■ Task brief ■
Which entries contain the string "Instituto", with capitalization counting? Return each matching entry in full.

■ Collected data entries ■

***

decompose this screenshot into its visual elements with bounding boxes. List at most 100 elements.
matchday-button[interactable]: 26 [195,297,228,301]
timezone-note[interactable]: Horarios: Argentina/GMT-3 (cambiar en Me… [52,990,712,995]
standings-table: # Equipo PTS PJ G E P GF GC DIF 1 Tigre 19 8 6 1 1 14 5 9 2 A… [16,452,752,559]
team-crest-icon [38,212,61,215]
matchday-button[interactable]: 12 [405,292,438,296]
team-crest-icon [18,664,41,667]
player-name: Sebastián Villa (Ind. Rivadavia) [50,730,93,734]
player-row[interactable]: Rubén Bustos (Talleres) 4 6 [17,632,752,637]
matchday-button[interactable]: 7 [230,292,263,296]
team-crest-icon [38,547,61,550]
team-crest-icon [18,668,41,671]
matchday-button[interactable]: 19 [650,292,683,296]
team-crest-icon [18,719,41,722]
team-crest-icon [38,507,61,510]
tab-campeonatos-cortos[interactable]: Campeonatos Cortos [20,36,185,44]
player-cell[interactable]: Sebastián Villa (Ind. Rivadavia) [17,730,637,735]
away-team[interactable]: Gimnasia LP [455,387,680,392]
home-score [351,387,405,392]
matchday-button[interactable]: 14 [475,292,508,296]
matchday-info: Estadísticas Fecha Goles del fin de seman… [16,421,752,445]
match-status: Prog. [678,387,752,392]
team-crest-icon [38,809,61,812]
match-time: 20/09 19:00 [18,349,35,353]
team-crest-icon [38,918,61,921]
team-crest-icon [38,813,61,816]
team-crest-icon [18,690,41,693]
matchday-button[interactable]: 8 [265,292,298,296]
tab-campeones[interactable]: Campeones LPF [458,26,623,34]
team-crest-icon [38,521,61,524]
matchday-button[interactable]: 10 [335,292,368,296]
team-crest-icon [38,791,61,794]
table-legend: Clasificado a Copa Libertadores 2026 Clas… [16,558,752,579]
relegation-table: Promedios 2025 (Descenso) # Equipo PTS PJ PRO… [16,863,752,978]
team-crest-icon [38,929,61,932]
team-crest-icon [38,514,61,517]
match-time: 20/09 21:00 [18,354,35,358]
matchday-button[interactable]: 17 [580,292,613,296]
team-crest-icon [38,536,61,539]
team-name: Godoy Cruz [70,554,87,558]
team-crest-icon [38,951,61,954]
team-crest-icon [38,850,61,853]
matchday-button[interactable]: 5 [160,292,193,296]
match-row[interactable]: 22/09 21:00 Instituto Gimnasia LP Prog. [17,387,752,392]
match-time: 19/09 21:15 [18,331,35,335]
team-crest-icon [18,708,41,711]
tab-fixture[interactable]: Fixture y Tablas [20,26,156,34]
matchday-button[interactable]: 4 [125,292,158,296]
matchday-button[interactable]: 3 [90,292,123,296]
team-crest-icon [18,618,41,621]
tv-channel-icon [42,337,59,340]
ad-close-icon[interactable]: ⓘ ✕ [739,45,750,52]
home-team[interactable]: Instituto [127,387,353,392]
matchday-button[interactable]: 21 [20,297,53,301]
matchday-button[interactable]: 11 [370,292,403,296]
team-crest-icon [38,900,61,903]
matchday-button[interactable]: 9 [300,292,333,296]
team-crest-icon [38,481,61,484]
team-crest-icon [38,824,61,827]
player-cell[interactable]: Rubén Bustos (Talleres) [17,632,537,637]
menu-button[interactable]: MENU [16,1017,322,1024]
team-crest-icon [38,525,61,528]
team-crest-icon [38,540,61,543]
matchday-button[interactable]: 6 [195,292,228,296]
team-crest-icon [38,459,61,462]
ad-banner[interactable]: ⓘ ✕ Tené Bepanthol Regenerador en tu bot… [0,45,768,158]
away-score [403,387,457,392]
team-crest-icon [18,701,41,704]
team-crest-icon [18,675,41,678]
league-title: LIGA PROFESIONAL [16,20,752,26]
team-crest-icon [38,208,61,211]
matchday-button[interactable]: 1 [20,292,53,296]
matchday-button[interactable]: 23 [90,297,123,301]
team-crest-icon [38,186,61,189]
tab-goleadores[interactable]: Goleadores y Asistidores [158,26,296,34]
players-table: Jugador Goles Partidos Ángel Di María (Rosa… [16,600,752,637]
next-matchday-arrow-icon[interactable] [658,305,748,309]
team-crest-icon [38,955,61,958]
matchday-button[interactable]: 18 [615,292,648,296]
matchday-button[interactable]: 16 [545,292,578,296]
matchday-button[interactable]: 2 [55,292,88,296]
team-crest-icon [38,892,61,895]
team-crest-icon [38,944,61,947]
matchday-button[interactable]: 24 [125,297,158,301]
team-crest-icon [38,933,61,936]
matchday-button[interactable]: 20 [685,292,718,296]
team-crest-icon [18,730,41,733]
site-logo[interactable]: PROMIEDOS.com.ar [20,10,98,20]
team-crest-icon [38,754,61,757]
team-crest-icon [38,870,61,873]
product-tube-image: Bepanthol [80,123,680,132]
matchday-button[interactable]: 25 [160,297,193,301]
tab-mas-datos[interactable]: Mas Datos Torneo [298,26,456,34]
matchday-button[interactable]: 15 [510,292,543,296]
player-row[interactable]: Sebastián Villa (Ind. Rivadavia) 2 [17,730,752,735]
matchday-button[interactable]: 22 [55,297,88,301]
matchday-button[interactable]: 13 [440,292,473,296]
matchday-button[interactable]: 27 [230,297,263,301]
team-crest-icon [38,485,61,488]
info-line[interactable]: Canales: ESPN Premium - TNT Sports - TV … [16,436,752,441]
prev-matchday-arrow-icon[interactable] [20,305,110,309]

***

■ Written answer ■
match-row[interactable]: 22/09 21:00 Instituto Gimnasia LP Prog. [17,387,752,392]
home-team[interactable]: Instituto [127,387,353,392]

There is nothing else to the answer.